Filter this material down to the lines that hold "Downlink", copying each one.

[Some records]
○ ○ ○

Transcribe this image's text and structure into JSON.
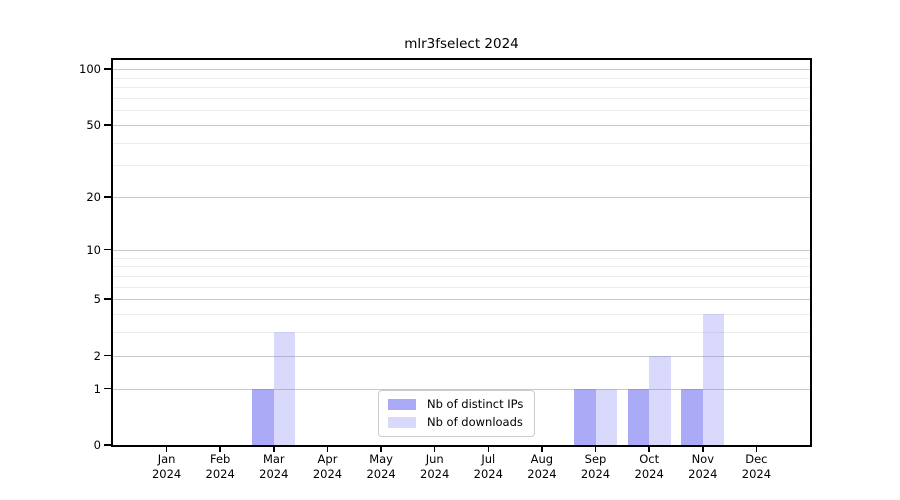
{
  "title": "mlr3fselect 2024",
  "legend": {
    "items": [
      {
        "label": "Nb of distinct IPs",
        "color": "rgba(120,120,240,0.63)"
      },
      {
        "label": "Nb of downloads",
        "color": "rgba(120,120,240,0.28)"
      }
    ]
  },
  "chart_data": {
    "type": "bar",
    "title": "mlr3fselect 2024",
    "categories": [
      "Jan",
      "Feb",
      "Mar",
      "Apr",
      "May",
      "Jun",
      "Jul",
      "Aug",
      "Sep",
      "Oct",
      "Nov",
      "Dec"
    ],
    "year": "2024",
    "series": [
      {
        "name": "Nb of distinct IPs",
        "color": "rgba(120,120,240,0.63)",
        "values": [
          0,
          0,
          1,
          0,
          0,
          0,
          0,
          0,
          1,
          1,
          1,
          0
        ]
      },
      {
        "name": "Nb of downloads",
        "color": "rgba(120,120,240,0.28)",
        "values": [
          0,
          0,
          3,
          0,
          0,
          0,
          0,
          0,
          1,
          2,
          4,
          0
        ]
      }
    ],
    "yscale": "log1p",
    "ylim": [
      0,
      112
    ],
    "yticks_major": [
      100,
      50,
      20,
      10,
      5,
      2,
      1,
      0
    ],
    "gridlines_minor": [
      90,
      80,
      70,
      60,
      40,
      30,
      9,
      8,
      7,
      6,
      4,
      3
    ],
    "grid": true,
    "legend_position": "bottom-center",
    "xlabel": "",
    "ylabel": ""
  },
  "colors": {
    "grid_major": "#c9c9c9",
    "grid_minor": "#ededed",
    "spine": "#000000",
    "legend_border": "#cccccc"
  }
}
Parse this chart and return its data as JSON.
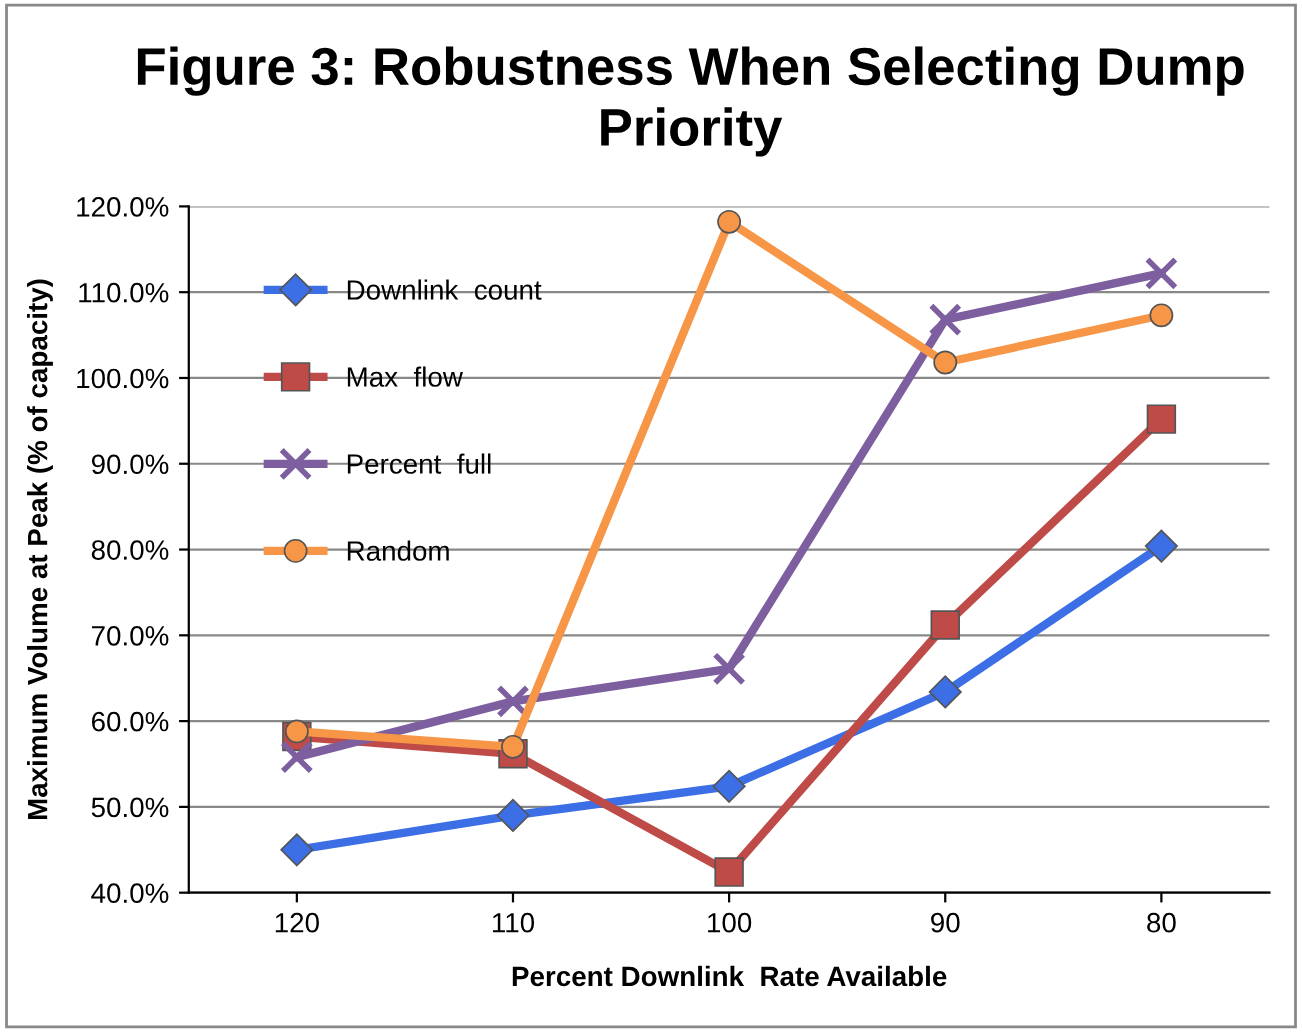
{
  "chart_data": {
    "type": "line",
    "title": "Figure 3: Robustness When Selecting Dump\nPriority",
    "xlabel": "Percent Downlink  Rate Available",
    "ylabel": "Maximum Volume at Peak (% of capacity)",
    "categories": [
      "120",
      "110",
      "100",
      "90",
      "80"
    ],
    "series": [
      {
        "name": "Downlink  count",
        "color": "#3c6ee6",
        "marker": "diamond",
        "values": [
          45.0,
          49.0,
          52.4,
          63.4,
          80.4
        ]
      },
      {
        "name": "Max  flow",
        "color": "#be4b48",
        "marker": "square",
        "values": [
          58.2,
          56.2,
          42.4,
          71.2,
          95.2
        ]
      },
      {
        "name": "Percent  full",
        "color": "#7d5fa0",
        "marker": "cross",
        "values": [
          55.8,
          62.3,
          66.1,
          106.8,
          112.2
        ]
      },
      {
        "name": "Random",
        "color": "#f79646",
        "marker": "circle",
        "values": [
          58.8,
          57.0,
          118.2,
          101.8,
          107.3
        ]
      }
    ],
    "ylim": [
      40,
      120
    ],
    "yticks": [
      {
        "value": 40,
        "label": "40.0%"
      },
      {
        "value": 50,
        "label": "50.0%"
      },
      {
        "value": 60,
        "label": "60.0%"
      },
      {
        "value": 70,
        "label": "70.0%"
      },
      {
        "value": 80,
        "label": "80.0%"
      },
      {
        "value": 90,
        "label": "90.0%"
      },
      {
        "value": 100,
        "label": "100.0%"
      },
      {
        "value": 110,
        "label": "110.0%"
      },
      {
        "value": 120,
        "label": "120.0%"
      }
    ],
    "grid": "y",
    "legend": "top left",
    "line_style": "solid"
  }
}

○ ○ ○

→ **Finished task**
    "xlabel": "Percent Downlink  Rate Available",
        "name": "Downlink  count",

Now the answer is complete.